* Exercise goal: Below are records; count the lines in them that hold "courses" and give only the count.

* Entries:
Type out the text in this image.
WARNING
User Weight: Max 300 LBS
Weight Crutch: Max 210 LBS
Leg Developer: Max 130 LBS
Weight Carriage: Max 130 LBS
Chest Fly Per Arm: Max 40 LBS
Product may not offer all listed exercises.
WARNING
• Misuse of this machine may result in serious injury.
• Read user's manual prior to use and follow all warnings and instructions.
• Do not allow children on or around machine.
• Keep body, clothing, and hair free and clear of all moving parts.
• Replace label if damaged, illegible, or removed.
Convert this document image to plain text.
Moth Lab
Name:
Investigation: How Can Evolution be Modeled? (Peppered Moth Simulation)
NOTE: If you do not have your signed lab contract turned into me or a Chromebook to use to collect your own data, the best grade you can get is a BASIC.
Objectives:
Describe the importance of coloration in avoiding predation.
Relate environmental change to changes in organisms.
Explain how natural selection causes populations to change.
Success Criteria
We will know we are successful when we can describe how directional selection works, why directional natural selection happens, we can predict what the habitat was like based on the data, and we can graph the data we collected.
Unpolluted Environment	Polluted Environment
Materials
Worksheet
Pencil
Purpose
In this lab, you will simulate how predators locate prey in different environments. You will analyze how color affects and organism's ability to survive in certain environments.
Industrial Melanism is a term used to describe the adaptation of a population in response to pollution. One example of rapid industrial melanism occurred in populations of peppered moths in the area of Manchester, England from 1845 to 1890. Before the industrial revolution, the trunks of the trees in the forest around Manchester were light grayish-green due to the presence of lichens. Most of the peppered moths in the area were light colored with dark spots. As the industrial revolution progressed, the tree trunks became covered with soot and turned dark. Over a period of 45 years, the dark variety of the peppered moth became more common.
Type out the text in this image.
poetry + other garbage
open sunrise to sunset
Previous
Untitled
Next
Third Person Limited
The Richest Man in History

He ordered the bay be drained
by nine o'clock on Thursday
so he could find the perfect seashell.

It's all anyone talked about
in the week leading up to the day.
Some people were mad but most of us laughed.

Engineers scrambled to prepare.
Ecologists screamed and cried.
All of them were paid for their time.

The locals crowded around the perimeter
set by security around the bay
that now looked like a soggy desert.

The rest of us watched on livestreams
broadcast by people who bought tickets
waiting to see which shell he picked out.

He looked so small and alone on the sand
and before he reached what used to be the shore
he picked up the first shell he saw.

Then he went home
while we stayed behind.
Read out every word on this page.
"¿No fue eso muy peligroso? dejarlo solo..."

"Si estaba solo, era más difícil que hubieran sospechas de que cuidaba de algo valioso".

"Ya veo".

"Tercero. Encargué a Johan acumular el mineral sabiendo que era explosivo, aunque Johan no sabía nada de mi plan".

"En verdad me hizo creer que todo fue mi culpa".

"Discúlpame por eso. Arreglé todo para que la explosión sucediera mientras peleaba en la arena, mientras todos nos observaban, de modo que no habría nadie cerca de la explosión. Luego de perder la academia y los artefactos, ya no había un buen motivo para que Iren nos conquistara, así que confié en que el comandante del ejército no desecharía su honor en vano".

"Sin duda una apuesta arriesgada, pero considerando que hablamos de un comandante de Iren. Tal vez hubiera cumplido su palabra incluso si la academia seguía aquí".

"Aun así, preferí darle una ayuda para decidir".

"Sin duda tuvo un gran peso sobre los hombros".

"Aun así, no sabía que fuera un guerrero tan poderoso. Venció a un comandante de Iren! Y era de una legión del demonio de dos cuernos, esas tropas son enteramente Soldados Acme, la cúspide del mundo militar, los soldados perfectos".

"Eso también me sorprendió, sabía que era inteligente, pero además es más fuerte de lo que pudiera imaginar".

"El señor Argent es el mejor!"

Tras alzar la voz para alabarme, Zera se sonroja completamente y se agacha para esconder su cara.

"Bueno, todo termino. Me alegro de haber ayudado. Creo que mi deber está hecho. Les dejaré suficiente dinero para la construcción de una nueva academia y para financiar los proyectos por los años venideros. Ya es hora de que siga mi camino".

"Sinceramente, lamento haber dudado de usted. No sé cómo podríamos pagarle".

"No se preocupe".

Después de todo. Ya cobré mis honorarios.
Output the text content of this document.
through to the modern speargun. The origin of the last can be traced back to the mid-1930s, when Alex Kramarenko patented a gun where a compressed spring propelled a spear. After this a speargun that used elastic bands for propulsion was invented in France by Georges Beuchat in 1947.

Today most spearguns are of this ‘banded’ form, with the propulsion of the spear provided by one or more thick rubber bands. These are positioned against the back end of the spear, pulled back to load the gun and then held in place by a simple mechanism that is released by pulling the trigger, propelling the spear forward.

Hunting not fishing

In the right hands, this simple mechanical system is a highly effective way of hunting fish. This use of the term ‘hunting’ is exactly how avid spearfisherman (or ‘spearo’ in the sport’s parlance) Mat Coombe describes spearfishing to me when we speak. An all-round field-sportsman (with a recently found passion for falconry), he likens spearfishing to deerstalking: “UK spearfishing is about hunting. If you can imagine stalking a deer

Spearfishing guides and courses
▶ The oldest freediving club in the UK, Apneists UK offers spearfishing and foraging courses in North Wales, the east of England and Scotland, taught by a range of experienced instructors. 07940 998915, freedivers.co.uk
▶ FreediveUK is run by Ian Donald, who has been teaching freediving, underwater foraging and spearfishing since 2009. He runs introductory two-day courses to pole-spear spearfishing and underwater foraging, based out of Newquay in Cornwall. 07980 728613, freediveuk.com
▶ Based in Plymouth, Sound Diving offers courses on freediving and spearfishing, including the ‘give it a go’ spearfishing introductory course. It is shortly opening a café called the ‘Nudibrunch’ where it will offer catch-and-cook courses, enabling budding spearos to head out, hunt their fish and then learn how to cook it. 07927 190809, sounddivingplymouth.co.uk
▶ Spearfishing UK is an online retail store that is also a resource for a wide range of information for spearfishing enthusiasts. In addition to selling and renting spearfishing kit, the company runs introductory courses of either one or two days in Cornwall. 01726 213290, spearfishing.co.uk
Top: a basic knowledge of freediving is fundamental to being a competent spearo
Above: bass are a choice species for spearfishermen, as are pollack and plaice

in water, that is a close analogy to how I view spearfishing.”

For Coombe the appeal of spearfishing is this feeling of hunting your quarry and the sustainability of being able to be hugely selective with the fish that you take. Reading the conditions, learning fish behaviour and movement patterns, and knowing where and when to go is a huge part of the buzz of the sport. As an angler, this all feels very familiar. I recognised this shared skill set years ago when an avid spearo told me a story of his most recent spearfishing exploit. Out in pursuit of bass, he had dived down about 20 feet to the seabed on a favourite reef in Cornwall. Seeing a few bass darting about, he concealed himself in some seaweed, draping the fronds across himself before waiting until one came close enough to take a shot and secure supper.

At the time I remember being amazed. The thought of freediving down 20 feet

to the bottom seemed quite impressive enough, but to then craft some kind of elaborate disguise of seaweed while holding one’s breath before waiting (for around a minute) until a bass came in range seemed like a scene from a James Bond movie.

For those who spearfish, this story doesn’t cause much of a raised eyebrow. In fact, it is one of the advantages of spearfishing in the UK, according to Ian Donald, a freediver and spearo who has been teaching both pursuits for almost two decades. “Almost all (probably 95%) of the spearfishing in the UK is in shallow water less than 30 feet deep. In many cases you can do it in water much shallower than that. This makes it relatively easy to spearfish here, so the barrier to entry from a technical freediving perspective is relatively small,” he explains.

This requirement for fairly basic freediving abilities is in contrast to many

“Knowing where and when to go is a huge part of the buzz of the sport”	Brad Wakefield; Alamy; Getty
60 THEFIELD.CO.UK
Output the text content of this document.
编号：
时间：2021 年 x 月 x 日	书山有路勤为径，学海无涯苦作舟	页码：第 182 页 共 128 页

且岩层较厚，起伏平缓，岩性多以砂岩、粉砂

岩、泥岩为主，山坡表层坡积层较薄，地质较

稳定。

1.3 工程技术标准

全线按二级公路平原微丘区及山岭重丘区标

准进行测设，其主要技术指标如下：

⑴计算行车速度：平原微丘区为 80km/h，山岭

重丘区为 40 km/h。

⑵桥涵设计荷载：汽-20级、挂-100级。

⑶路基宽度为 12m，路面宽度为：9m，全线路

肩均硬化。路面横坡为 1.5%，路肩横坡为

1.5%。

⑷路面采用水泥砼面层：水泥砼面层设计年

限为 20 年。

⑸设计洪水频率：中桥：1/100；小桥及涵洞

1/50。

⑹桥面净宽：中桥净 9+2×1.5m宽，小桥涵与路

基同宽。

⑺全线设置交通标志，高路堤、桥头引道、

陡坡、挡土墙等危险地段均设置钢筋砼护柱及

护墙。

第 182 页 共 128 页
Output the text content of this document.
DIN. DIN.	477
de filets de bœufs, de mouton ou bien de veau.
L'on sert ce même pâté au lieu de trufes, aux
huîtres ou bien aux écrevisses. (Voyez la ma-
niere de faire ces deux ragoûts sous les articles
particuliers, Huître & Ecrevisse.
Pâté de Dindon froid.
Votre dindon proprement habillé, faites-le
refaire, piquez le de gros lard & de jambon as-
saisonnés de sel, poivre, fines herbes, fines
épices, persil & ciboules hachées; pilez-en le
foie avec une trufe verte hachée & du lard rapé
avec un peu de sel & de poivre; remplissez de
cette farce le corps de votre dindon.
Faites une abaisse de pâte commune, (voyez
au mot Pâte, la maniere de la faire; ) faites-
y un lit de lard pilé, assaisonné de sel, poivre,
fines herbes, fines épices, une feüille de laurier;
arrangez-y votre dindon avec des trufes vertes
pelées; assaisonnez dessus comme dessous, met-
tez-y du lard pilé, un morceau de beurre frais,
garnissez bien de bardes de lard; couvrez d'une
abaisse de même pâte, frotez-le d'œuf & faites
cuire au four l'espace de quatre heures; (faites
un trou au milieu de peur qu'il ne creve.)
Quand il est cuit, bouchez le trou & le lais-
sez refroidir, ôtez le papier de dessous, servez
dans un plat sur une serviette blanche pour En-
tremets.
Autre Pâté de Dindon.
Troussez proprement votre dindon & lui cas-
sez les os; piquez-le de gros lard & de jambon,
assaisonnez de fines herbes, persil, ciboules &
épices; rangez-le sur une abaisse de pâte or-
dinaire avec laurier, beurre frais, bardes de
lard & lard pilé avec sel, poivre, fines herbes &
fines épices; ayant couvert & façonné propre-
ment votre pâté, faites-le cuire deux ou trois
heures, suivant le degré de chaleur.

* Solution to the exercise: 5